» **BRIEF**
Write out the rows word for word, starting at the first row and ending with the line that contains "data-point bbox=[718, 655, 727, 664]", that line included.

:: EXCERPTED DATA

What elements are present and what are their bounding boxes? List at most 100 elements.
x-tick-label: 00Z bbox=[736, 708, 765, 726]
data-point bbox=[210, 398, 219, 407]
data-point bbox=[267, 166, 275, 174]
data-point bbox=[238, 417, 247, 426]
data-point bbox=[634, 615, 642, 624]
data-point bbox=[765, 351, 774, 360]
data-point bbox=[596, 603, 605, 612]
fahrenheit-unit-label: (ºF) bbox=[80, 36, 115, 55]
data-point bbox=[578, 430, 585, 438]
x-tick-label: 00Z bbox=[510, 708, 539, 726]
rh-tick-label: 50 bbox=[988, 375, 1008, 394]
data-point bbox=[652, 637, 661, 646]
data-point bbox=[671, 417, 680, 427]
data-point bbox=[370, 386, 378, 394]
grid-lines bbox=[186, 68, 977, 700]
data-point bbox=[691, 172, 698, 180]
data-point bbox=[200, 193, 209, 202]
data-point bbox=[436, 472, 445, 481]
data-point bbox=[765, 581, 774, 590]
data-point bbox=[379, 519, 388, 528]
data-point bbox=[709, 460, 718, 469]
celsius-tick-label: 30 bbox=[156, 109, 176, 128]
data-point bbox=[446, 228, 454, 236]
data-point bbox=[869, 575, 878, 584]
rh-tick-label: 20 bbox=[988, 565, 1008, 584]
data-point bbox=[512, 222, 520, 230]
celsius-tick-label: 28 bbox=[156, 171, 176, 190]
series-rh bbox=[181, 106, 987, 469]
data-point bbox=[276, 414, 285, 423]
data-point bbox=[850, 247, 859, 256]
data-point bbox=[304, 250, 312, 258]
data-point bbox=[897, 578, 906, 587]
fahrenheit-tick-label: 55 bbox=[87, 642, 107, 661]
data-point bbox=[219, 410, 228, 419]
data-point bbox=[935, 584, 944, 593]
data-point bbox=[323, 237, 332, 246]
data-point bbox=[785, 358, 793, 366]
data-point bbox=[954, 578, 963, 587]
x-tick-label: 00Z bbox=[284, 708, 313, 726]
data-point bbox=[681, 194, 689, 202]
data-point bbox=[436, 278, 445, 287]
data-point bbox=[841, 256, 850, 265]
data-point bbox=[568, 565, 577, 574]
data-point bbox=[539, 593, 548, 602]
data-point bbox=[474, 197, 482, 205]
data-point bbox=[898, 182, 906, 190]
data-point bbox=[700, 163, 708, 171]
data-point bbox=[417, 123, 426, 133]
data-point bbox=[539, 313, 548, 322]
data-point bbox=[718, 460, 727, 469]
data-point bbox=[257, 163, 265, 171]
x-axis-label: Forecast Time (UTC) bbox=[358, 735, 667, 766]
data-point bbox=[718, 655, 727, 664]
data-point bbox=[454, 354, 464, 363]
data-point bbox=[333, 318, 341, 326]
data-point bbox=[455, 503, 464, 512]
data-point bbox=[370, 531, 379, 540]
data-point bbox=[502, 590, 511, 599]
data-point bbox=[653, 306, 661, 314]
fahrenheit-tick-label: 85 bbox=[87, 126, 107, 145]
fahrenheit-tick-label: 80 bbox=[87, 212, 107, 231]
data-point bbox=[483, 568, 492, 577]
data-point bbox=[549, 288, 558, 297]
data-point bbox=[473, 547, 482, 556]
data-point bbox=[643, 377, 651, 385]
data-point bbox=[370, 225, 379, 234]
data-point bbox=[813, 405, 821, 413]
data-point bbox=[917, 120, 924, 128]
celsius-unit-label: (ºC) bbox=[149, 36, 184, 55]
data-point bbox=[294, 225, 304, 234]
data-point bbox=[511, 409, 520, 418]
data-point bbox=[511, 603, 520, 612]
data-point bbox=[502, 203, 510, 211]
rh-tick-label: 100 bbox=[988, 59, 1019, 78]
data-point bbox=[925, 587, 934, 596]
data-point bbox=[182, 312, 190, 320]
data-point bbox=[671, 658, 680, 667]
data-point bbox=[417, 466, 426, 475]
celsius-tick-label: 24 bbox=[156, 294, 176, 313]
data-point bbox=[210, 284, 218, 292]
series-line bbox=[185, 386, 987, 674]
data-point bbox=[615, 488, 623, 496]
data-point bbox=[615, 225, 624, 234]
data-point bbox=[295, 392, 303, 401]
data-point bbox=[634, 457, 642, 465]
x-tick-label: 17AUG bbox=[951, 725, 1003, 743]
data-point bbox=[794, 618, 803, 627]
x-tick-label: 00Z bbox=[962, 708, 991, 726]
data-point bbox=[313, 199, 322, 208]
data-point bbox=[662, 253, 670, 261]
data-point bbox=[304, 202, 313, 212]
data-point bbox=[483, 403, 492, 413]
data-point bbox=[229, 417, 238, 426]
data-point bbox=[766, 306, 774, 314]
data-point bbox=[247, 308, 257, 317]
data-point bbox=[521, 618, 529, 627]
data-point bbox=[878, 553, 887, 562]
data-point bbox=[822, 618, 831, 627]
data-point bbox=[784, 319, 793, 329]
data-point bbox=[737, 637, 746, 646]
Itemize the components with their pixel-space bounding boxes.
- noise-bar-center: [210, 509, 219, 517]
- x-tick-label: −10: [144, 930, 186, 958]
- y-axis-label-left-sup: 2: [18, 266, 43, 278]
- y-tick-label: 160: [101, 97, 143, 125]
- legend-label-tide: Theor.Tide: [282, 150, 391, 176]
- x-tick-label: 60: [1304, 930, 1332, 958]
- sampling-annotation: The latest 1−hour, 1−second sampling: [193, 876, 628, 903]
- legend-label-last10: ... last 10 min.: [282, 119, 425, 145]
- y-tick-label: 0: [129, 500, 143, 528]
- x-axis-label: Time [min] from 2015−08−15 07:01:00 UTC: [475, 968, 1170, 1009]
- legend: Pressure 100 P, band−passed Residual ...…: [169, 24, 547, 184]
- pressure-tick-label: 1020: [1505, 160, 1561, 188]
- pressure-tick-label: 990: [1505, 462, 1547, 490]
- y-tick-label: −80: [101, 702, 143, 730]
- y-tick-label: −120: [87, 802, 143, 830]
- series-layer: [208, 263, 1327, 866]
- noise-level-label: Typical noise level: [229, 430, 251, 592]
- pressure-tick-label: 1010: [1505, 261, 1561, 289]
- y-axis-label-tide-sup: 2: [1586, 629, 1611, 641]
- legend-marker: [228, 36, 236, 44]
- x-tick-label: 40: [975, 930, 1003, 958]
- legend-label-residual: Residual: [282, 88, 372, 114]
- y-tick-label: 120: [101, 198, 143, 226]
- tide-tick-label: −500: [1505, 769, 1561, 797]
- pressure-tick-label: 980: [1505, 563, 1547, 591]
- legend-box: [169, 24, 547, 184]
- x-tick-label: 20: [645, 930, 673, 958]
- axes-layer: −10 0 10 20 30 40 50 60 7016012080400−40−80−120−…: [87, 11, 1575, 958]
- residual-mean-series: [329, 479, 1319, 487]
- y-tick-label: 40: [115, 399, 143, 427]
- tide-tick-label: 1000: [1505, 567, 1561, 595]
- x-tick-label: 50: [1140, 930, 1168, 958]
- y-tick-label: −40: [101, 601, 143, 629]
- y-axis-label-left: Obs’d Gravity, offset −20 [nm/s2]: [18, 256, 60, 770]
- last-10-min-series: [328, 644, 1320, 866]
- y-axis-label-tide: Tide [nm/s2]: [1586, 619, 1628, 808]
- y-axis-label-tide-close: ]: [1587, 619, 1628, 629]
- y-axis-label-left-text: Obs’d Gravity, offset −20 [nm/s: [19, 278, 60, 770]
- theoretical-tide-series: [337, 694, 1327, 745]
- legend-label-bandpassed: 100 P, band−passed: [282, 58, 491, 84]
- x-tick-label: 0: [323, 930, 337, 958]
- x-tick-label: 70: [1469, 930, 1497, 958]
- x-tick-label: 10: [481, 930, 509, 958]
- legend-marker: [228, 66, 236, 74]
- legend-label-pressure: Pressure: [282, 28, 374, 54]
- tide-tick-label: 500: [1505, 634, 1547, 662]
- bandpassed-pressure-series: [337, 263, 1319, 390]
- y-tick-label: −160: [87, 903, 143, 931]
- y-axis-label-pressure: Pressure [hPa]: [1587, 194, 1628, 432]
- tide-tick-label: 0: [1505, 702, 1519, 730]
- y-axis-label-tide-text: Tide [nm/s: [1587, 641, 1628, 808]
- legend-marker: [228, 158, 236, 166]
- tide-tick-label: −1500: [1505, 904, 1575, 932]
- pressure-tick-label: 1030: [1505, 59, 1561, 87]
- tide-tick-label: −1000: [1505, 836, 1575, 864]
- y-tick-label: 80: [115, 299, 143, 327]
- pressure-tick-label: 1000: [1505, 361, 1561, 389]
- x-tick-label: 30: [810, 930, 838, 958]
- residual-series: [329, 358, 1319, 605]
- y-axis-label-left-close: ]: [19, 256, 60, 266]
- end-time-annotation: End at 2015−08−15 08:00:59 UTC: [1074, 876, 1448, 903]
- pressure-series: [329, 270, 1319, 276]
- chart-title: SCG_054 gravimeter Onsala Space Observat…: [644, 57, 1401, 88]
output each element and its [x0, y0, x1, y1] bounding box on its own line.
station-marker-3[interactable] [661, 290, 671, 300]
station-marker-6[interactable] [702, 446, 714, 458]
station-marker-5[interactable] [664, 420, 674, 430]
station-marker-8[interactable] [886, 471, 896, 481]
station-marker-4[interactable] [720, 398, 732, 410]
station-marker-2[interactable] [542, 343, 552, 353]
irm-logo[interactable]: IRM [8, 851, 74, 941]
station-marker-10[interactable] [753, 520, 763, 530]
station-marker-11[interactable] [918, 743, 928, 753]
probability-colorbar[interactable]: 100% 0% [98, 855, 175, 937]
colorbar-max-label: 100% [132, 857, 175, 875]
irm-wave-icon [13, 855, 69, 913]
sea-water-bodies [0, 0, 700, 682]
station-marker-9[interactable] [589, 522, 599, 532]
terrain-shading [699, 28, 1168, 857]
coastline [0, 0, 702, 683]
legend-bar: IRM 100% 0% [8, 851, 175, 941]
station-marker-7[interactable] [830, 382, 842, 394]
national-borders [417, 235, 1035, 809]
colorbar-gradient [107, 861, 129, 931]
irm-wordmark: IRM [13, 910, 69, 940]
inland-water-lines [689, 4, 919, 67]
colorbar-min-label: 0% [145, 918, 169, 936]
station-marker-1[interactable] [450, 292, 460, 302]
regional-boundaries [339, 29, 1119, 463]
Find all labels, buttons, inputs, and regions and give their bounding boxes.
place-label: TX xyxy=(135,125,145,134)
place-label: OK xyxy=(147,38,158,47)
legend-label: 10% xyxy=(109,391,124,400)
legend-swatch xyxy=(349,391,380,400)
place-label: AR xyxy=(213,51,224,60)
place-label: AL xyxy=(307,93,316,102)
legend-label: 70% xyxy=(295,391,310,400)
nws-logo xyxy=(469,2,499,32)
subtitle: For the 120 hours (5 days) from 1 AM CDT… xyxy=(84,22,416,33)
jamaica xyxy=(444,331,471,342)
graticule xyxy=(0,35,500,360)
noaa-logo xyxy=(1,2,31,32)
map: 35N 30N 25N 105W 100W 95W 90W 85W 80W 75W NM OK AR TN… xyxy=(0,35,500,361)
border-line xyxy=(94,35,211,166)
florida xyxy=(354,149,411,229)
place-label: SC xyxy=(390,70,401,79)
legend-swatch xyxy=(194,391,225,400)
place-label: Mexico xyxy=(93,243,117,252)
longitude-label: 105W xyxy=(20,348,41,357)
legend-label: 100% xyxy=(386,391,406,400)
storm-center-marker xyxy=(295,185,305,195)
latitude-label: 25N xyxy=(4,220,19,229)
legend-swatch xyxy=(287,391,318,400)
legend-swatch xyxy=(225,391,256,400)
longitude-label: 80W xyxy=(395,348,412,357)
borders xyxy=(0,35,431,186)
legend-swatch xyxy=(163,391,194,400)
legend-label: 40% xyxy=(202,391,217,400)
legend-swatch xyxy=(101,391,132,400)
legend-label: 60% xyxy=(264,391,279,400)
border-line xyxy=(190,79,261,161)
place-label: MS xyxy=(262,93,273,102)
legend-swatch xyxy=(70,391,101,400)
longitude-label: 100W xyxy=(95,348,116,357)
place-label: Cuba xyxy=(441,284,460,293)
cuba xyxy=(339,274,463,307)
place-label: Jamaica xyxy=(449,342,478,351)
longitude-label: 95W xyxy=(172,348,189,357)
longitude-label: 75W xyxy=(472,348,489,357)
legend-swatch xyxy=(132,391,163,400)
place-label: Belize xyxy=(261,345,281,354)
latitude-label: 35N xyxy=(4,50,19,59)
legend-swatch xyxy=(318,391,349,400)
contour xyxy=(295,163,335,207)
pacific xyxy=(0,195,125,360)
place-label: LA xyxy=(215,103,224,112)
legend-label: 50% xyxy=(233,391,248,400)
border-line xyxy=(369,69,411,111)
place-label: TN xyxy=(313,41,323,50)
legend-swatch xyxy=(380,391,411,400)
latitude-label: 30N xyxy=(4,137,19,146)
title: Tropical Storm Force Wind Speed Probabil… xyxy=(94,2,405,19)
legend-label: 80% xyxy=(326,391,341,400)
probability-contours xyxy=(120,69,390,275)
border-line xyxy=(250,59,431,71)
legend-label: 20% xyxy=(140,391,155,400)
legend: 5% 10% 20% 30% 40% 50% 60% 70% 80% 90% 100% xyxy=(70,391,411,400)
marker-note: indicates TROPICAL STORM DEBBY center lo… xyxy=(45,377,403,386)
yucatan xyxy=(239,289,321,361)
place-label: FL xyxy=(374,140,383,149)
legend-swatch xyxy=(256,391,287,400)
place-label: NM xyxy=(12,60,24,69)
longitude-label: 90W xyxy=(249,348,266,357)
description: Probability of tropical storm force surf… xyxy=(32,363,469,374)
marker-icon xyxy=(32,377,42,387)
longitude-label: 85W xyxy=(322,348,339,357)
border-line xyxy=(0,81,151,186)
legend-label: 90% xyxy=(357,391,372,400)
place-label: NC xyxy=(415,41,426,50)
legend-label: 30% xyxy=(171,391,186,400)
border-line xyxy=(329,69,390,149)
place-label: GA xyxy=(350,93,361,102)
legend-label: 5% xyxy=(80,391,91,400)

::::

» **SOLUTION TO THE PROBLEM**
What elements are present and what are their bounding boxes? List at most 100 elements.
x-tick-label: 00Z bbox=[736, 708, 765, 726]
data-point bbox=[210, 398, 219, 407]
data-point bbox=[267, 166, 275, 174]
data-point bbox=[238, 417, 247, 426]
data-point bbox=[634, 615, 642, 624]
data-point bbox=[765, 351, 774, 360]
data-point bbox=[596, 603, 605, 612]
fahrenheit-unit-label: (ºF) bbox=[80, 36, 115, 55]
data-point bbox=[578, 430, 585, 438]
x-tick-label: 00Z bbox=[510, 708, 539, 726]
rh-tick-label: 50 bbox=[988, 375, 1008, 394]
data-point bbox=[652, 637, 661, 646]
data-point bbox=[671, 417, 680, 427]
data-point bbox=[370, 386, 378, 394]
grid-lines bbox=[186, 68, 977, 700]
data-point bbox=[691, 172, 698, 180]
data-point bbox=[200, 193, 209, 202]
data-point bbox=[436, 472, 445, 481]
data-point bbox=[765, 581, 774, 590]
data-point bbox=[379, 519, 388, 528]
data-point bbox=[709, 460, 718, 469]
celsius-tick-label: 30 bbox=[156, 109, 176, 128]
data-point bbox=[446, 228, 454, 236]
data-point bbox=[869, 575, 878, 584]
rh-tick-label: 20 bbox=[988, 565, 1008, 584]
data-point bbox=[512, 222, 520, 230]
celsius-tick-label: 28 bbox=[156, 171, 176, 190]
series-rh bbox=[181, 106, 987, 469]
data-point bbox=[276, 414, 285, 423]
data-point bbox=[850, 247, 859, 256]
data-point bbox=[304, 250, 312, 258]
data-point bbox=[897, 578, 906, 587]
fahrenheit-tick-label: 55 bbox=[87, 642, 107, 661]
data-point bbox=[219, 410, 228, 419]
data-point bbox=[935, 584, 944, 593]
data-point bbox=[323, 237, 332, 246]
data-point bbox=[785, 358, 793, 366]
data-point bbox=[954, 578, 963, 587]
x-tick-label: 00Z bbox=[284, 708, 313, 726]
data-point bbox=[681, 194, 689, 202]
data-point bbox=[436, 278, 445, 287]
data-point bbox=[841, 256, 850, 265]
data-point bbox=[568, 565, 577, 574]
data-point bbox=[539, 593, 548, 602]
data-point bbox=[474, 197, 482, 205]
data-point bbox=[898, 182, 906, 190]
data-point bbox=[700, 163, 708, 171]
data-point bbox=[417, 123, 426, 133]
data-point bbox=[539, 313, 548, 322]
data-point bbox=[718, 460, 727, 469]
data-point bbox=[257, 163, 265, 171]
x-axis-label: Forecast Time (UTC) bbox=[358, 735, 667, 766]
data-point bbox=[718, 655, 727, 664]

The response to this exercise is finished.